**** Task input
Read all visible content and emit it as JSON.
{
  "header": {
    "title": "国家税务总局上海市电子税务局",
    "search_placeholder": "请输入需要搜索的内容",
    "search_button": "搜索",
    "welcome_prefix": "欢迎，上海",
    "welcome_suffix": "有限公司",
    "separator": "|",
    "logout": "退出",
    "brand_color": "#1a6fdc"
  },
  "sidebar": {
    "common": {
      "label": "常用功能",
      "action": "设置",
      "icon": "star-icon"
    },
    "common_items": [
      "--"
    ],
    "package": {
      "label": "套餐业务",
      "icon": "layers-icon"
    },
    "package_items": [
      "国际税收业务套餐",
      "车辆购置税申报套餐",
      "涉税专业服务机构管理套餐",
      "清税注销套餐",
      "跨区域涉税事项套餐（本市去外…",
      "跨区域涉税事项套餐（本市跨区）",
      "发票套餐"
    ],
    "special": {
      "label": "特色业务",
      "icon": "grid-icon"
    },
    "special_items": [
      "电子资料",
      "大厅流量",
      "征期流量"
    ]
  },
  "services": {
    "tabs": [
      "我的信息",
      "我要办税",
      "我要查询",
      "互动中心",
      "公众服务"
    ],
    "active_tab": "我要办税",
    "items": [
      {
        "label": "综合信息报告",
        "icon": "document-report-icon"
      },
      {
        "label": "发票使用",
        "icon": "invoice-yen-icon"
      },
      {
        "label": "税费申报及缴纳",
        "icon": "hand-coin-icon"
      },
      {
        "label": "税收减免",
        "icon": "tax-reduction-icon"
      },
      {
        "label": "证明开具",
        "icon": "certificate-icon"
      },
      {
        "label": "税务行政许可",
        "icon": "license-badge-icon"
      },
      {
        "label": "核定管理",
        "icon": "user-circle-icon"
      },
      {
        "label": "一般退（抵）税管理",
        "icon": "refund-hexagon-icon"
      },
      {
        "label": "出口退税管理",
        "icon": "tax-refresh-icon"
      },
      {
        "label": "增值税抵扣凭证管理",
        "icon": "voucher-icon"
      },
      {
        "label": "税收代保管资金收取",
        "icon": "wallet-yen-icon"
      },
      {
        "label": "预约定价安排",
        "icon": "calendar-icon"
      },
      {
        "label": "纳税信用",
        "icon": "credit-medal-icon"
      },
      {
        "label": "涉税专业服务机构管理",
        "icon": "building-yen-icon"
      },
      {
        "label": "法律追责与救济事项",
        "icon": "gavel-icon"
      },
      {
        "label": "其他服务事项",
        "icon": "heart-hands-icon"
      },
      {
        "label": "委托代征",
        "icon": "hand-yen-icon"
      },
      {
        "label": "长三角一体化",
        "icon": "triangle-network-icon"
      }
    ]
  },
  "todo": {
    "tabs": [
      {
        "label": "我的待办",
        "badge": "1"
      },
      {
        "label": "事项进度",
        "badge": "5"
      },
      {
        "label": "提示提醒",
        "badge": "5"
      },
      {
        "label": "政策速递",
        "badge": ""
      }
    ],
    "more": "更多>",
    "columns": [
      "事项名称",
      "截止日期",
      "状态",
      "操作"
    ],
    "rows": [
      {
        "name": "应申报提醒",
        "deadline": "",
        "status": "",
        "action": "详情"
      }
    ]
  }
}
********
◆ **Task prompt**
Make an exact copy of every entry.

◆ **Exercise solution**
Read all visible content and emit it as JSON.
{
  "header": {
    "title": "国家税务总局上海市电子税务局",
    "search_placeholder": "请输入需要搜索的内容",
    "search_button": "搜索",
    "welcome_prefix": "欢迎，上海",
    "welcome_suffix": "有限公司",
    "separator": "|",
    "logout": "退出",
    "brand_color": "#1a6fdc"
  },
  "sidebar": {
    "common": {
      "label": "常用功能",
      "action": "设置",
      "icon": "star-icon"
    },
    "common_items": [
      "--"
    ],
    "package": {
      "label": "套餐业务",
      "icon": "layers-icon"
    },
    "package_items": [
      "国际税收业务套餐",
      "车辆购置税申报套餐",
      "涉税专业服务机构管理套餐",
      "清税注销套餐",
      "跨区域涉税事项套餐（本市去外…",
      "跨区域涉税事项套餐（本市跨区）",
      "发票套餐"
    ],
    "special": {
      "label": "特色业务",
      "icon": "grid-icon"
    },
    "special_items": [
      "电子资料",
      "大厅流量",
      "征期流量"
    ]
  },
  "services": {
    "tabs": [
      "我的信息",
      "我要办税",
      "我要查询",
      "互动中心",
      "公众服务"
    ],
    "active_tab": "我要办税",
    "items": [
      {
        "label": "综合信息报告",
        "icon": "document-report-icon"
      },
      {
        "label": "发票使用",
        "icon": "invoice-yen-icon"
      },
      {
        "label": "税费申报及缴纳",
        "icon": "hand-coin-icon"
      },
      {
        "label": "税收减免",
        "icon": "tax-reduction-icon"
      },
      {
        "label": "证明开具",
        "icon": "certificate-icon"
      },
      {
        "label": "税务行政许可",
        "icon": "license-badge-icon"
      },
      {
        "label": "核定管理",
        "icon": "user-circle-icon"
      },
      {
        "label": "一般退（抵）税管理",
        "icon": "refund-hexagon-icon"
      },
      {
        "label": "出口退税管理",
        "icon": "tax-refresh-icon"
      },
      {
        "label": "增值税抵扣凭证管理",
        "icon": "voucher-icon"
      },
      {
        "label": "税收代保管资金收取",
        "icon": "wallet-yen-icon"
      },
      {
        "label": "预约定价安排",
        "icon": "calendar-icon"
      },
      {
        "label": "纳税信用",
        "icon": "credit-medal-icon"
      },
      {
        "label": "涉税专业服务机构管理",
        "icon": "building-yen-icon"
      },
      {
        "label": "法律追责与救济事项",
        "icon": "gavel-icon"
      },
      {
        "label": "其他服务事项",
        "icon": "heart-hands-icon"
      },
      {
        "label": "委托代征",
        "icon": "hand-yen-icon"
      },
      {
        "label": "长三角一体化",
        "icon": "triangle-network-icon"
      }
    ]
  },
  "todo": {
    "tabs": [
      {
        "label": "我的待办",
        "badge": "1"
      },
      {
        "label": "事项进度",
        "badge": "5"
      },
      {
        "label": "提示提醒",
        "badge": "5"
      },
      {
        "label": "政策速递",
        "badge": ""
      }
    ],
    "more": "更多>",
    "columns": [
      "事项名称",
      "截止日期",
      "状态",
      "操作"
    ],
    "rows": [
      {
        "name": "应申报提醒",
        "deadline": "",
        "status": "",
        "action": "详情"
      }
    ]
  }
}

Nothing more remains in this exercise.